Dataset excerpt:
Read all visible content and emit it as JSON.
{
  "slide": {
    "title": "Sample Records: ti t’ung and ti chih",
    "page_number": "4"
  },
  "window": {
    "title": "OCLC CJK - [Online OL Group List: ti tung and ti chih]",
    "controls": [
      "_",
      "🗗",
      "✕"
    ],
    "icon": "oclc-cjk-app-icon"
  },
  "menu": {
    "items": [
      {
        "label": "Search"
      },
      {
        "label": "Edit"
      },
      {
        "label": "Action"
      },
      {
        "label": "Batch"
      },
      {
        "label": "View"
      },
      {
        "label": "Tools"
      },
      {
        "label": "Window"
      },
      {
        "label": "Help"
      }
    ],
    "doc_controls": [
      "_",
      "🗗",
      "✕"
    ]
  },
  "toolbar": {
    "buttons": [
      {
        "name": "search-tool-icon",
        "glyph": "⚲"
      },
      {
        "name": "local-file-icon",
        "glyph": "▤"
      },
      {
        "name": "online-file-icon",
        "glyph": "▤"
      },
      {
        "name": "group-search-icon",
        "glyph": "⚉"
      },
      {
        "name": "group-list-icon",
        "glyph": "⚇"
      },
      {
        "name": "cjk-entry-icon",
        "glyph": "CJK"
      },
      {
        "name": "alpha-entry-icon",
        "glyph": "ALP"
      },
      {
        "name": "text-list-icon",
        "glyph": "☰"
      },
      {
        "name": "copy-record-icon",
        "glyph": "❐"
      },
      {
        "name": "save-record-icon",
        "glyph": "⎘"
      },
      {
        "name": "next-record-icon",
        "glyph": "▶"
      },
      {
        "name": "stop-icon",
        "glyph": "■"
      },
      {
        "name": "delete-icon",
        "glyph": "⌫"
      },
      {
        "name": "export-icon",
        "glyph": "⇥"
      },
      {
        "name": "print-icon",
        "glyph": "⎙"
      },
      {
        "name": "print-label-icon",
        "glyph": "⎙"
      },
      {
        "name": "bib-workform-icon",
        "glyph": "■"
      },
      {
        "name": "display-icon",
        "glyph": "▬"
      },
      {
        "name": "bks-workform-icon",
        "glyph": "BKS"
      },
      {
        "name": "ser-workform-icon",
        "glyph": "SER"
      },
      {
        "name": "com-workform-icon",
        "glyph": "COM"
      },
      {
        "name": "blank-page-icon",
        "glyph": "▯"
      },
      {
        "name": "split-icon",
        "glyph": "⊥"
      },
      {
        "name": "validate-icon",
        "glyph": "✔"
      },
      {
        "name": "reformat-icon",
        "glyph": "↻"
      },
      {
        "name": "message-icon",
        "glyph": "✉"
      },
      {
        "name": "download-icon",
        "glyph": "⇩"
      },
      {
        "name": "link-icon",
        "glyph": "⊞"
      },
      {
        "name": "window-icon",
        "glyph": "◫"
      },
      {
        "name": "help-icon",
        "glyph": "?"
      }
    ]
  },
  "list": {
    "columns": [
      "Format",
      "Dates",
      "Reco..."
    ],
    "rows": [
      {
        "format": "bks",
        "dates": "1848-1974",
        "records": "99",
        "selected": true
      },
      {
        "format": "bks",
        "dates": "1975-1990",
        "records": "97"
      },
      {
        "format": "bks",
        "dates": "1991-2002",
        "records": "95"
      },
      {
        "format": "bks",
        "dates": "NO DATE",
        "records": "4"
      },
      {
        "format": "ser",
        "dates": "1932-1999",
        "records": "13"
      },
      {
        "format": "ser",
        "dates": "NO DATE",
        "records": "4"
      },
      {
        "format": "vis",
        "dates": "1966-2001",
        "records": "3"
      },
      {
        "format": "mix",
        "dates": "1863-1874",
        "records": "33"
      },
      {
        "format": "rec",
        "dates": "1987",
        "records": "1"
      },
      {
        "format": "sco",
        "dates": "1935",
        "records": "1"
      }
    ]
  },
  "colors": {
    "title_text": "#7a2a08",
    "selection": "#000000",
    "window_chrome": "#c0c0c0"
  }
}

YOUR TASK
Faithfully copy every entry, leaving nothing out.

WORKED SOLUTION
Read all visible content and emit it as JSON.
{
  "slide": {
    "title": "Sample Records: ti t’ung and ti chih",
    "page_number": "4"
  },
  "window": {
    "title": "OCLC CJK - [Online OL Group List: ti tung and ti chih]",
    "controls": [
      "_",
      "🗗",
      "✕"
    ],
    "icon": "oclc-cjk-app-icon"
  },
  "menu": {
    "items": [
      {
        "label": "Search"
      },
      {
        "label": "Edit"
      },
      {
        "label": "Action"
      },
      {
        "label": "Batch"
      },
      {
        "label": "View"
      },
      {
        "label": "Tools"
      },
      {
        "label": "Window"
      },
      {
        "label": "Help"
      }
    ],
    "doc_controls": [
      "_",
      "🗗",
      "✕"
    ]
  },
  "toolbar": {
    "buttons": [
      {
        "name": "search-tool-icon",
        "glyph": "⚲"
      },
      {
        "name": "local-file-icon",
        "glyph": "▤"
      },
      {
        "name": "online-file-icon",
        "glyph": "▤"
      },
      {
        "name": "group-search-icon",
        "glyph": "⚉"
      },
      {
        "name": "group-list-icon",
        "glyph": "⚇"
      },
      {
        "name": "cjk-entry-icon",
        "glyph": "CJK"
      },
      {
        "name": "alpha-entry-icon",
        "glyph": "ALP"
      },
      {
        "name": "text-list-icon",
        "glyph": "☰"
      },
      {
        "name": "copy-record-icon",
        "glyph": "❐"
      },
      {
        "name": "save-record-icon",
        "glyph": "⎘"
      },
      {
        "name": "next-record-icon",
        "glyph": "▶"
      },
      {
        "name": "stop-icon",
        "glyph": "■"
      },
      {
        "name": "delete-icon",
        "glyph": "⌫"
      },
      {
        "name": "export-icon",
        "glyph": "⇥"
      },
      {
        "name": "print-icon",
        "glyph": "⎙"
      },
      {
        "name": "print-label-icon",
        "glyph": "⎙"
      },
      {
        "name": "bib-workform-icon",
        "glyph": "■"
      },
      {
        "name": "display-icon",
        "glyph": "▬"
      },
      {
        "name": "bks-workform-icon",
        "glyph": "BKS"
      },
      {
        "name": "ser-workform-icon",
        "glyph": "SER"
      },
      {
        "name": "com-workform-icon",
        "glyph": "COM"
      },
      {
        "name": "blank-page-icon",
        "glyph": "▯"
      },
      {
        "name": "split-icon",
        "glyph": "⊥"
      },
      {
        "name": "validate-icon",
        "glyph": "✔"
      },
      {
        "name": "reformat-icon",
        "glyph": "↻"
      },
      {
        "name": "message-icon",
        "glyph": "✉"
      },
      {
        "name": "download-icon",
        "glyph": "⇩"
      },
      {
        "name": "link-icon",
        "glyph": "⊞"
      },
      {
        "name": "window-icon",
        "glyph": "◫"
      },
      {
        "name": "help-icon",
        "glyph": "?"
      }
    ]
  },
  "list": {
    "columns": [
      "Format",
      "Dates",
      "Reco..."
    ],
    "rows": [
      {
        "format": "bks",
        "dates": "1848-1974",
        "records": "99",
        "selected": true
      },
      {
        "format": "bks",
        "dates": "1975-1990",
        "records": "97"
      },
      {
        "format": "bks",
        "dates": "1991-2002",
        "records": "95"
      },
      {
        "format": "bks",
        "dates": "NO DATE",
        "records": "4"
      },
      {
        "format": "ser",
        "dates": "1932-1999",
        "records": "13"
      },
      {
        "format": "ser",
        "dates": "NO DATE",
        "records": "4"
      },
      {
        "format": "vis",
        "dates": "1966-2001",
        "records": "3"
      },
      {
        "format": "mix",
        "dates": "1863-1874",
        "records": "33"
      },
      {
        "format": "rec",
        "dates": "1987",
        "records": "1"
      },
      {
        "format": "sco",
        "dates": "1935",
        "records": "1"
      }
    ]
  },
  "colors": {
    "title_text": "#7a2a08",
    "selection": "#000000",
    "window_chrome": "#c0c0c0"
  }
}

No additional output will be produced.